▶ [Supplied records]:
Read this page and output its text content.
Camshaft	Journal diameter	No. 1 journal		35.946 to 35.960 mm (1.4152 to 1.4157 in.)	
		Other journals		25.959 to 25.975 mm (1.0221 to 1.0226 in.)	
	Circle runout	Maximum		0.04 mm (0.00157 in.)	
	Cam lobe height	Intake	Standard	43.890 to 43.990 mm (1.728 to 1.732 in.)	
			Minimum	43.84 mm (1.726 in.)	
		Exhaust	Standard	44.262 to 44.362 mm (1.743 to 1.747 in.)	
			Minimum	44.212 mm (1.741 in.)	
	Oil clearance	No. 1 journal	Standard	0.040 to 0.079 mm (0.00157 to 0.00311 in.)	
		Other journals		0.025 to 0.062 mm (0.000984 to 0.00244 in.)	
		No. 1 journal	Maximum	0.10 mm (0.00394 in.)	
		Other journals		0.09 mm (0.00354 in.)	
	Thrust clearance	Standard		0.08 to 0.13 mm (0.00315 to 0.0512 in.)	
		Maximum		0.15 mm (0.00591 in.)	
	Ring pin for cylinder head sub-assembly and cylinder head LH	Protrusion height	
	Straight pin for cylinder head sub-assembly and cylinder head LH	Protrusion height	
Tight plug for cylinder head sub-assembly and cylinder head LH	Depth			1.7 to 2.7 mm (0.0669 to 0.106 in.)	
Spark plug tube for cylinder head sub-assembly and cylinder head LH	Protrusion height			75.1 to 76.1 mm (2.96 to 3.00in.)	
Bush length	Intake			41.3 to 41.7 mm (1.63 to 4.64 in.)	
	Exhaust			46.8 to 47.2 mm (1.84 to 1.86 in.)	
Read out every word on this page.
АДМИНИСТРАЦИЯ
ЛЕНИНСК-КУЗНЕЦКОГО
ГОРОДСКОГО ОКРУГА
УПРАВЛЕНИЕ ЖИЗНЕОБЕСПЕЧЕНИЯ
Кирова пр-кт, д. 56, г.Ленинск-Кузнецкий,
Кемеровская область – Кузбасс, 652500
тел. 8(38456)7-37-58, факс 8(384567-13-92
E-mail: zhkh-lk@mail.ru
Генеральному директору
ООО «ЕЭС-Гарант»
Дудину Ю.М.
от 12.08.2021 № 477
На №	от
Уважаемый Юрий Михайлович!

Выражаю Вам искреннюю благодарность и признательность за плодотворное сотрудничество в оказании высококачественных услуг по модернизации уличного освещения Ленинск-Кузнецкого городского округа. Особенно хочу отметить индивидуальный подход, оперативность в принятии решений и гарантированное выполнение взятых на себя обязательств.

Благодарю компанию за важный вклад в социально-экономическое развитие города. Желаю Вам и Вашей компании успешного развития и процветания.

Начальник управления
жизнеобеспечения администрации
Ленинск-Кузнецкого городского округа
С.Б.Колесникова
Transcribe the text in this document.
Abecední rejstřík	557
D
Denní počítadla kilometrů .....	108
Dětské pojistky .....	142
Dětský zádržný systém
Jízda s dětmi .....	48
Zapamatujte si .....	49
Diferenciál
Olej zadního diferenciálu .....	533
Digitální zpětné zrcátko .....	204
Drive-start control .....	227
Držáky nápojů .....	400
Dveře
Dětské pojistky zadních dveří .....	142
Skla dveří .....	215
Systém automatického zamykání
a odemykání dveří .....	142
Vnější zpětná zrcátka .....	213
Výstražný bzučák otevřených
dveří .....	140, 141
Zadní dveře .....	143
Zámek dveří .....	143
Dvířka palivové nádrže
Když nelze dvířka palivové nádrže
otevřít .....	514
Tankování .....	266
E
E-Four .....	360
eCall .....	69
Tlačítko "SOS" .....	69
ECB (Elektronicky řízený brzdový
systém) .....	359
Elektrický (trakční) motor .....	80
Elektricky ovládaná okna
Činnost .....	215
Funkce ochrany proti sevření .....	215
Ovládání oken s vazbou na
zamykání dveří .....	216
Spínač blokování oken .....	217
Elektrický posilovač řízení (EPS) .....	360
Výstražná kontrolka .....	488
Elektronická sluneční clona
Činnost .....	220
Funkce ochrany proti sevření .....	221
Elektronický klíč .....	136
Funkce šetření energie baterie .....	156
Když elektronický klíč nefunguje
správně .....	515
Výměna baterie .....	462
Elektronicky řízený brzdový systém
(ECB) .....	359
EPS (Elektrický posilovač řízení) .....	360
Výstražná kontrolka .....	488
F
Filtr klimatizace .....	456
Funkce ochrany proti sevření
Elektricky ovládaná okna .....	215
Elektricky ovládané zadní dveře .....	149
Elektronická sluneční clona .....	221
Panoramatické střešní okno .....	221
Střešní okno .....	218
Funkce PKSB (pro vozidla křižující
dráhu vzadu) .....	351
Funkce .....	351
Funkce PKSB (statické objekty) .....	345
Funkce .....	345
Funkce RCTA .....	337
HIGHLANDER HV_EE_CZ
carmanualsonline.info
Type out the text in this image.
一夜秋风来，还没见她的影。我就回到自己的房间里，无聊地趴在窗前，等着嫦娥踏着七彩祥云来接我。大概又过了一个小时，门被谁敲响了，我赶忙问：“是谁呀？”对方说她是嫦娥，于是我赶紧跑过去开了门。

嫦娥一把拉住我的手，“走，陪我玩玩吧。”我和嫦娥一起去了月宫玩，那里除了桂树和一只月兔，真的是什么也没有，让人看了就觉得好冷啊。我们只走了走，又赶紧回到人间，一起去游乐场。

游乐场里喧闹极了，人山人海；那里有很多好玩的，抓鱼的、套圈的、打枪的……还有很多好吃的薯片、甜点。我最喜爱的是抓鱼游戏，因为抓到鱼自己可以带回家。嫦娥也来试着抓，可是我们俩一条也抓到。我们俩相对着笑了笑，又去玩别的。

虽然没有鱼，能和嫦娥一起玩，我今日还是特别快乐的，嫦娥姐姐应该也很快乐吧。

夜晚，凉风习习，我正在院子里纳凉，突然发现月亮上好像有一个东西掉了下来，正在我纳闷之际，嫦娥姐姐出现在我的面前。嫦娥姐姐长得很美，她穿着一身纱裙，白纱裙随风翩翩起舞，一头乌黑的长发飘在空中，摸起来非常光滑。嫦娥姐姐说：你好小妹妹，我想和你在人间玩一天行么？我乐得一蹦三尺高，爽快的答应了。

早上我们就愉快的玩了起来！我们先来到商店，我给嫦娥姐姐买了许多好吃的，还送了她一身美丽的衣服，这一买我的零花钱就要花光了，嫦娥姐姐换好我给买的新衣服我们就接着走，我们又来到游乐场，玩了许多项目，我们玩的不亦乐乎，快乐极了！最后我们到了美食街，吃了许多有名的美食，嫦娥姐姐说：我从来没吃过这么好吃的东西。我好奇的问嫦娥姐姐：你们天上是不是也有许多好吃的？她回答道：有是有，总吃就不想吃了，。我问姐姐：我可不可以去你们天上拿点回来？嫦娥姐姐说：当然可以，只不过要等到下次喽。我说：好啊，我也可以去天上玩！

▶ [Aim]:
Go through the records above, find every line with the word "Exhaust", and list those lines.

▶ [Finished answer]:
		Exhaust	Standard	44.262 to 44.362 mm (1.743 to 1.747 in.)	
	Exhaust			46.8 to 47.2 mm (1.84 to 1.86 in.)	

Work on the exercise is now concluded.